Figure record extracts:
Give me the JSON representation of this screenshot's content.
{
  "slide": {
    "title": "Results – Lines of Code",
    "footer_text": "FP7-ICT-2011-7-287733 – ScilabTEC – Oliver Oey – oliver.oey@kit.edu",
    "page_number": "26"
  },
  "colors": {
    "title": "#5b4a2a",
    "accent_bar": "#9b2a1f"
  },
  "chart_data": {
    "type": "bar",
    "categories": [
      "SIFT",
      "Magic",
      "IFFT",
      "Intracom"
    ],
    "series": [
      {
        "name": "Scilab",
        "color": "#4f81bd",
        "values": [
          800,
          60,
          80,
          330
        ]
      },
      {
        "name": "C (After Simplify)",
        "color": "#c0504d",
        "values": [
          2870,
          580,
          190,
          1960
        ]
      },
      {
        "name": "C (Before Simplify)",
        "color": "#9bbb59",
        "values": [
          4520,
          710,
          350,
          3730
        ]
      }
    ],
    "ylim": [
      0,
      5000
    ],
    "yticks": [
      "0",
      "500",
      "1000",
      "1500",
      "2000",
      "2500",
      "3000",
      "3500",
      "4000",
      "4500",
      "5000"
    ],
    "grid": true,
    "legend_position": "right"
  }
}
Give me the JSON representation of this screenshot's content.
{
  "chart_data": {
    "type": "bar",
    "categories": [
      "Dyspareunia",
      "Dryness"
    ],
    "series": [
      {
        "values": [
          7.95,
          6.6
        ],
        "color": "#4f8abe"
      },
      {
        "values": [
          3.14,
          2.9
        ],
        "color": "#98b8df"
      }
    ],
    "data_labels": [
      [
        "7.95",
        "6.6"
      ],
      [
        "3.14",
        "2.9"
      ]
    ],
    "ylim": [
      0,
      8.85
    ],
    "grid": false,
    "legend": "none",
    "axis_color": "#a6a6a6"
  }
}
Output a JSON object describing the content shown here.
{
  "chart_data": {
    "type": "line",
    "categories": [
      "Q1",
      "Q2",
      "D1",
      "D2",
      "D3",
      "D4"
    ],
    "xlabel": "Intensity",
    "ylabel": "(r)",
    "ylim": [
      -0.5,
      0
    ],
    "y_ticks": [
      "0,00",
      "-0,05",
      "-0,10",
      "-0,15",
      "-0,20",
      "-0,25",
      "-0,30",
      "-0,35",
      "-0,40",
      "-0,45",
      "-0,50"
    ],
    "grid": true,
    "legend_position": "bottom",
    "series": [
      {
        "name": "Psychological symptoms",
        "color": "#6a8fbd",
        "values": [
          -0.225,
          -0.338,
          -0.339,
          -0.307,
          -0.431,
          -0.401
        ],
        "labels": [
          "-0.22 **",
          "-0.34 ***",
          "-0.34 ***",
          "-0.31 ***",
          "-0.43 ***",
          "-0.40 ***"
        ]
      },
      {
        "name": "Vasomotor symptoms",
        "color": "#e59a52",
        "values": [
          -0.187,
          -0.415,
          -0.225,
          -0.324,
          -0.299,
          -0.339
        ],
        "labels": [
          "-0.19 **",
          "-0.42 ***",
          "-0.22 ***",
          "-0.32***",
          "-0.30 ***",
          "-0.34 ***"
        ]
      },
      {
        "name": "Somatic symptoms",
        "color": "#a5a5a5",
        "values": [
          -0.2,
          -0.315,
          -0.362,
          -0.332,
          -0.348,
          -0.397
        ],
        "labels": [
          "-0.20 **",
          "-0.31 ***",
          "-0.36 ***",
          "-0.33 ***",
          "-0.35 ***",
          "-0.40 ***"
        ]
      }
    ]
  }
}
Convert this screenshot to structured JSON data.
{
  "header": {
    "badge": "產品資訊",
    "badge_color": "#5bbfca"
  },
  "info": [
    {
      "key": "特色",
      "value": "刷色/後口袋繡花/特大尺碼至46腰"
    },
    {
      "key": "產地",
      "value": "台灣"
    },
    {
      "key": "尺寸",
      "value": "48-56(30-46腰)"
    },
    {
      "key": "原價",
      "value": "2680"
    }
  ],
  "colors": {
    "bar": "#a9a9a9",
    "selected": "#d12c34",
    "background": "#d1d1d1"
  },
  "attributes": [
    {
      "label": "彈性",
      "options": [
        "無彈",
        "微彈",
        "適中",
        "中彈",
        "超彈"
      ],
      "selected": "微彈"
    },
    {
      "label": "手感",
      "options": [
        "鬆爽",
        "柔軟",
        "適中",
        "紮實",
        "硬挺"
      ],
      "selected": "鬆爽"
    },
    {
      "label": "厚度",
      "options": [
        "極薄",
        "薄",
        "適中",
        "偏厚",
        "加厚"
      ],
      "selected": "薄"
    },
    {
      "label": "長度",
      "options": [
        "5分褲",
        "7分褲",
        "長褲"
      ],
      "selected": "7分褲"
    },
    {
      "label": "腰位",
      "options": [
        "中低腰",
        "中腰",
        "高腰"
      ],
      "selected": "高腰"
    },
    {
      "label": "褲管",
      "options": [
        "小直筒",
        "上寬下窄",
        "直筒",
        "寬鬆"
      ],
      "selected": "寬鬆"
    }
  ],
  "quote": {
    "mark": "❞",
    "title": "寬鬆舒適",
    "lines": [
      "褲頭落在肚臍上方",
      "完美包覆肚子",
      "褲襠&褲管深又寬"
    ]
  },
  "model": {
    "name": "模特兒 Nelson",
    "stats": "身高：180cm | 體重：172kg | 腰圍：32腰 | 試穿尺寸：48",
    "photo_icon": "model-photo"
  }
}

*PROBLEM TO SOLVE*. The lines above should be duplicated exactly.

*REPLY TO THE TASK*.
Give me the JSON representation of this screenshot's content.
{
  "slide": {
    "title": "Results – Lines of Code",
    "footer_text": "FP7-ICT-2011-7-287733 – ScilabTEC – Oliver Oey – oliver.oey@kit.edu",
    "page_number": "26"
  },
  "colors": {
    "title": "#5b4a2a",
    "accent_bar": "#9b2a1f"
  },
  "chart_data": {
    "type": "bar",
    "categories": [
      "SIFT",
      "Magic",
      "IFFT",
      "Intracom"
    ],
    "series": [
      {
        "name": "Scilab",
        "color": "#4f81bd",
        "values": [
          800,
          60,
          80,
          330
        ]
      },
      {
        "name": "C (After Simplify)",
        "color": "#c0504d",
        "values": [
          2870,
          580,
          190,
          1960
        ]
      },
      {
        "name": "C (Before Simplify)",
        "color": "#9bbb59",
        "values": [
          4520,
          710,
          350,
          3730
        ]
      }
    ],
    "ylim": [
      0,
      5000
    ],
    "yticks": [
      "0",
      "500",
      "1000",
      "1500",
      "2000",
      "2500",
      "3000",
      "3500",
      "4000",
      "4500",
      "5000"
    ],
    "grid": true,
    "legend_position": "right"
  }
}
Give me the JSON representation of this screenshot's content.
{
  "chart_data": {
    "type": "bar",
    "categories": [
      "Dyspareunia",
      "Dryness"
    ],
    "series": [
      {
        "values": [
          7.95,
          6.6
        ],
        "color": "#4f8abe"
      },
      {
        "values": [
          3.14,
          2.9
        ],
        "color": "#98b8df"
      }
    ],
    "data_labels": [
      [
        "7.95",
        "6.6"
      ],
      [
        "3.14",
        "2.9"
      ]
    ],
    "ylim": [
      0,
      8.85
    ],
    "grid": false,
    "legend": "none",
    "axis_color": "#a6a6a6"
  }
}
Output a JSON object describing the content shown here.
{
  "chart_data": {
    "type": "line",
    "categories": [
      "Q1",
      "Q2",
      "D1",
      "D2",
      "D3",
      "D4"
    ],
    "xlabel": "Intensity",
    "ylabel": "(r)",
    "ylim": [
      -0.5,
      0
    ],
    "y_ticks": [
      "0,00",
      "-0,05",
      "-0,10",
      "-0,15",
      "-0,20",
      "-0,25",
      "-0,30",
      "-0,35",
      "-0,40",
      "-0,45",
      "-0,50"
    ],
    "grid": true,
    "legend_position": "bottom",
    "series": [
      {
        "name": "Psychological symptoms",
        "color": "#6a8fbd",
        "values": [
          -0.225,
          -0.338,
          -0.339,
          -0.307,
          -0.431,
          -0.401
        ],
        "labels": [
          "-0.22 **",
          "-0.34 ***",
          "-0.34 ***",
          "-0.31 ***",
          "-0.43 ***",
          "-0.40 ***"
        ]
      },
      {
        "name": "Vasomotor symptoms",
        "color": "#e59a52",
        "values": [
          -0.187,
          -0.415,
          -0.225,
          -0.324,
          -0.299,
          -0.339
        ],
        "labels": [
          "-0.19 **",
          "-0.42 ***",
          "-0.22 ***",
          "-0.32***",
          "-0.30 ***",
          "-0.34 ***"
        ]
      },
      {
        "name": "Somatic symptoms",
        "color": "#a5a5a5",
        "values": [
          -0.2,
          -0.315,
          -0.362,
          -0.332,
          -0.348,
          -0.397
        ],
        "labels": [
          "-0.20 **",
          "-0.31 ***",
          "-0.36 ***",
          "-0.33 ***",
          "-0.35 ***",
          "-0.40 ***"
        ]
      }
    ]
  }
}
Convert this screenshot to structured JSON data.
{
  "header": {
    "badge": "產品資訊",
    "badge_color": "#5bbfca"
  },
  "info": [
    {
      "key": "特色",
      "value": "刷色/後口袋繡花/特大尺碼至46腰"
    },
    {
      "key": "產地",
      "value": "台灣"
    },
    {
      "key": "尺寸",
      "value": "48-56(30-46腰)"
    },
    {
      "key": "原價",
      "value": "2680"
    }
  ],
  "colors": {
    "bar": "#a9a9a9",
    "selected": "#d12c34",
    "background": "#d1d1d1"
  },
  "attributes": [
    {
      "label": "彈性",
      "options": [
        "無彈",
        "微彈",
        "適中",
        "中彈",
        "超彈"
      ],
      "selected": "微彈"
    },
    {
      "label": "手感",
      "options": [
        "鬆爽",
        "柔軟",
        "適中",
        "紮實",
        "硬挺"
      ],
      "selected": "鬆爽"
    },
    {
      "label": "厚度",
      "options": [
        "極薄",
        "薄",
        "適中",
        "偏厚",
        "加厚"
      ],
      "selected": "薄"
    },
    {
      "label": "長度",
      "options": [
        "5分褲",
        "7分褲",
        "長褲"
      ],
      "selected": "7分褲"
    },
    {
      "label": "腰位",
      "options": [
        "中低腰",
        "中腰",
        "高腰"
      ],
      "selected": "高腰"
    },
    {
      "label": "褲管",
      "options": [
        "小直筒",
        "上寬下窄",
        "直筒",
        "寬鬆"
      ],
      "selected": "寬鬆"
    }
  ],
  "quote": {
    "mark": "❞",
    "title": "寬鬆舒適",
    "lines": [
      "褲頭落在肚臍上方",
      "完美包覆肚子",
      "褲襠&褲管深又寬"
    ]
  },
  "model": {
    "name": "模特兒 Nelson",
    "stats": "身高：180cm | 體重：172kg | 腰圍：32腰 | 試穿尺寸：48",
    "photo_icon": "model-photo"
  }
}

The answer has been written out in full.